SHORT PROBLEM » Copy every line from the data below in which the string "stoichiometric" can be found.

INPUT ROWS »
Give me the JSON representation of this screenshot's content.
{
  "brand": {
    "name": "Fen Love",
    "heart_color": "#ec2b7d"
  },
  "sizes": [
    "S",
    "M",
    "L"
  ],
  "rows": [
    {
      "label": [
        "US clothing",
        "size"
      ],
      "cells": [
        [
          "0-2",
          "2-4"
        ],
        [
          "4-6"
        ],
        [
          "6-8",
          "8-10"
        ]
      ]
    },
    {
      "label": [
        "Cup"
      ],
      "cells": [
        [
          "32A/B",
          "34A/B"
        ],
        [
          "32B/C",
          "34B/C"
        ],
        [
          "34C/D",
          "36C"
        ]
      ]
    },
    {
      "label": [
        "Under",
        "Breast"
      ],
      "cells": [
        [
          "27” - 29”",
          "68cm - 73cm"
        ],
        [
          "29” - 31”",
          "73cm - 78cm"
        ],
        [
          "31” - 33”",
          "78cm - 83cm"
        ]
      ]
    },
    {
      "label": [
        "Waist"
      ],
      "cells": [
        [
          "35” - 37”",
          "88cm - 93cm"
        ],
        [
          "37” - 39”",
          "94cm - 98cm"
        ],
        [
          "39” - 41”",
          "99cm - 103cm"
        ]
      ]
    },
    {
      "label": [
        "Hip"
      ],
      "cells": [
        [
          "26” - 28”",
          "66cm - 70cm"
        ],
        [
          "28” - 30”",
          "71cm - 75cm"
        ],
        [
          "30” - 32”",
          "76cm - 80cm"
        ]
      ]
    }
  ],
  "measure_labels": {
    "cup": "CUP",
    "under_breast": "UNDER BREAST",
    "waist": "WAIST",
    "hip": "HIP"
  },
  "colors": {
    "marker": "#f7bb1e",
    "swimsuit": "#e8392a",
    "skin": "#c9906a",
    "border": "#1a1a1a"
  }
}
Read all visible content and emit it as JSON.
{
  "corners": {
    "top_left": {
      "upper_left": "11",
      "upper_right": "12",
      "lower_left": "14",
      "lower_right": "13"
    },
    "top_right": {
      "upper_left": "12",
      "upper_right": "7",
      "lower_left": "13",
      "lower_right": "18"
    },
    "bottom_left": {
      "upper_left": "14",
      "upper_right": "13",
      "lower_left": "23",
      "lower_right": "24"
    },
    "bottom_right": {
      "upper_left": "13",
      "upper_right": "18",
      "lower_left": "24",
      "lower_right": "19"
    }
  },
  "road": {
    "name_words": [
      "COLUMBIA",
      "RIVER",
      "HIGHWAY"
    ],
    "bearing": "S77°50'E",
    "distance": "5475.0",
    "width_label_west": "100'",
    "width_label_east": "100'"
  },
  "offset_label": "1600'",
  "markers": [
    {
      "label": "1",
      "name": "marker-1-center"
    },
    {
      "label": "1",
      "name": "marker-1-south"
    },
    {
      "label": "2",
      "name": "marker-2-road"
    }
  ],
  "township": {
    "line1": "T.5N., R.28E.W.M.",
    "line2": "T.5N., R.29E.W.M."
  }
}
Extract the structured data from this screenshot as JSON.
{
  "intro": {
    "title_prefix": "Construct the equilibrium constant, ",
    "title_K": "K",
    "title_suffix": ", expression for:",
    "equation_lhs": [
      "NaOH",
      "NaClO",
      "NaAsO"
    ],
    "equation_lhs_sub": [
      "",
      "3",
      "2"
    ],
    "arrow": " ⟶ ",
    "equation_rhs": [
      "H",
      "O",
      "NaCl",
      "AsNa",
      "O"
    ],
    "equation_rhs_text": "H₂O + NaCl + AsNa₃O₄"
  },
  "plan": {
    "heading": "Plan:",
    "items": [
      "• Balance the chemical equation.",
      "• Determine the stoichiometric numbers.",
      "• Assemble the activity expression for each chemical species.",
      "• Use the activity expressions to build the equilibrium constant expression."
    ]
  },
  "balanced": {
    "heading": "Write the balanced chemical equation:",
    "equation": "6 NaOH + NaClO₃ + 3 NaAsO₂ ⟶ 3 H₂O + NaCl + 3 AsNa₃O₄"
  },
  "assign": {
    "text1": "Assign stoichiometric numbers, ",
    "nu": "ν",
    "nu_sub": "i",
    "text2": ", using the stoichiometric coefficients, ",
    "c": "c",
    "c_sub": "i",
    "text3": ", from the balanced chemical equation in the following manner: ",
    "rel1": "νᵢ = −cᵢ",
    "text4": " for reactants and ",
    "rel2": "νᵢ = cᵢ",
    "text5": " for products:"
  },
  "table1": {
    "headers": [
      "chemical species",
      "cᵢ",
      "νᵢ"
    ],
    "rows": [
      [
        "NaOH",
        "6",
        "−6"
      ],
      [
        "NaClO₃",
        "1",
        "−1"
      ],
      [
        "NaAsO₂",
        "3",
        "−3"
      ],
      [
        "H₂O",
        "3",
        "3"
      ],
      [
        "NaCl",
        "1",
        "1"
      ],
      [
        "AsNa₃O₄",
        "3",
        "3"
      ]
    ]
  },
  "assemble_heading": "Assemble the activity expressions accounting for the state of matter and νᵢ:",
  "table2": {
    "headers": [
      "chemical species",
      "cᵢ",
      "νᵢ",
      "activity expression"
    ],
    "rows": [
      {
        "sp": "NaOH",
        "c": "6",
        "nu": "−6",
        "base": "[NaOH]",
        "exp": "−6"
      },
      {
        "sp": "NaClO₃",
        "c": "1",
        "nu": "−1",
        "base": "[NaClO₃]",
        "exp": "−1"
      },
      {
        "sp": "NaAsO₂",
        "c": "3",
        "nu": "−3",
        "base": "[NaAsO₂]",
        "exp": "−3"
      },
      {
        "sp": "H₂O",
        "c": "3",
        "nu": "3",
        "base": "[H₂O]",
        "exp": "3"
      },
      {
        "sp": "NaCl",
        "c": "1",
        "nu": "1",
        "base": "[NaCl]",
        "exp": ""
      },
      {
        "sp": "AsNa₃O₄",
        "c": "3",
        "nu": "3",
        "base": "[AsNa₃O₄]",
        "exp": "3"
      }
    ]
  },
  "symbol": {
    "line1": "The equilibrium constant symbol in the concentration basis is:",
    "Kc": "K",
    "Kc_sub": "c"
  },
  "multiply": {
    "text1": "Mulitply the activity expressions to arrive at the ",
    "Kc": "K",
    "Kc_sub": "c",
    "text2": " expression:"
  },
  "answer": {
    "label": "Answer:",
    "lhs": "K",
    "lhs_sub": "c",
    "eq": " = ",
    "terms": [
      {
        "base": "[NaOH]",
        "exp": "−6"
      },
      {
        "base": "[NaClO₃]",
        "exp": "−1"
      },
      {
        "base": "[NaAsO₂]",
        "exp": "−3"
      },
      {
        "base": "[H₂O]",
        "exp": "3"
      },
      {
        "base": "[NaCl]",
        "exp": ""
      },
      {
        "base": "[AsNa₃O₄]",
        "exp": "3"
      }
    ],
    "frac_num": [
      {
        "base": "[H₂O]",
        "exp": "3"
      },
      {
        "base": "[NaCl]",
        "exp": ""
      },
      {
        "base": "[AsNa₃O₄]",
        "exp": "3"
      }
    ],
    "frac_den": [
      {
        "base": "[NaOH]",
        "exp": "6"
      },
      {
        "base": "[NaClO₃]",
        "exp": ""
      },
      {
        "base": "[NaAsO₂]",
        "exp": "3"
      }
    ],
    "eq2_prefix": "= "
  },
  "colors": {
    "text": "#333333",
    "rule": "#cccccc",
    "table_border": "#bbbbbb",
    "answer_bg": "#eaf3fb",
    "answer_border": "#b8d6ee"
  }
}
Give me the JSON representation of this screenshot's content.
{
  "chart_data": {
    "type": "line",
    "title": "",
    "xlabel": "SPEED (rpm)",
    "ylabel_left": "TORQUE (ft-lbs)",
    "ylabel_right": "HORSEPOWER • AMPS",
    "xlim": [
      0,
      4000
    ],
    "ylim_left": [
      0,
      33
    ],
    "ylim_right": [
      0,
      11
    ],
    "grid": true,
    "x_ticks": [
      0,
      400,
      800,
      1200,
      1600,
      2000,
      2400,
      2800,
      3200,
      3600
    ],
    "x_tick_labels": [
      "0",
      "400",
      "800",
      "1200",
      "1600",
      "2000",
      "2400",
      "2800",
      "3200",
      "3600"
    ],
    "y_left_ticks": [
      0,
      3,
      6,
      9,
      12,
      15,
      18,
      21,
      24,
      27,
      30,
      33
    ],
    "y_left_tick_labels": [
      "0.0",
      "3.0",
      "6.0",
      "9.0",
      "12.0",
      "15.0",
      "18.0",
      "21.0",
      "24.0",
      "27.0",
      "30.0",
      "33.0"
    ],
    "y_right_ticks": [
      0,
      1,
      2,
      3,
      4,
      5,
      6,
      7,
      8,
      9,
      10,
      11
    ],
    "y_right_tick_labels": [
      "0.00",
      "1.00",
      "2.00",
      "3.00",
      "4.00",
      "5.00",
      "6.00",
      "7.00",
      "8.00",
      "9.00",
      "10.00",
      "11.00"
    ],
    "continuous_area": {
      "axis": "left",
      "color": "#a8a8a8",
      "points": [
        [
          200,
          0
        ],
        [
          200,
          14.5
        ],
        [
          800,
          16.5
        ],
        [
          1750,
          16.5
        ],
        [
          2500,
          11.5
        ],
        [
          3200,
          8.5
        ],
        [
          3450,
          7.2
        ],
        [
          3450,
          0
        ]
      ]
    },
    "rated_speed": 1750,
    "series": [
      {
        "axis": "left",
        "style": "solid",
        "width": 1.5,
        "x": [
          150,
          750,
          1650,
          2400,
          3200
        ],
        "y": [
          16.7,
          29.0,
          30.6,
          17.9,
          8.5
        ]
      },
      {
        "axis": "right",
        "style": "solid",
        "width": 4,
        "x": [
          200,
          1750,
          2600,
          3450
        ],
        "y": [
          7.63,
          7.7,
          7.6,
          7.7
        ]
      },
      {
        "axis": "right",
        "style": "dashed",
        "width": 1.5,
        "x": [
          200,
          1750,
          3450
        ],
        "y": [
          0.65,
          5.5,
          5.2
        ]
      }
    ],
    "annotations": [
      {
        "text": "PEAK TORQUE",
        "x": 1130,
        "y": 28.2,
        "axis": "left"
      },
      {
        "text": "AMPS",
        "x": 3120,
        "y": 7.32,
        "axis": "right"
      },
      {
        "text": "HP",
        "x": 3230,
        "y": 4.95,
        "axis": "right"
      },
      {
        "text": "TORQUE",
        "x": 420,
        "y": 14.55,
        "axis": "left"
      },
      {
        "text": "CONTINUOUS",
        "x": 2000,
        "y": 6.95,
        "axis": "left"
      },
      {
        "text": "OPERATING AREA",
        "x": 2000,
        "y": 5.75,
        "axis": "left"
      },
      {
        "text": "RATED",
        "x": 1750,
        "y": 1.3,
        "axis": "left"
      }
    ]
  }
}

RESPONSE TO THE EXERCISE »
      "• Determine the stoichiometric numbers.",
    "text1": "Assign stoichiometric numbers, ",
    "text2": ", using the stoichiometric coefficients, ",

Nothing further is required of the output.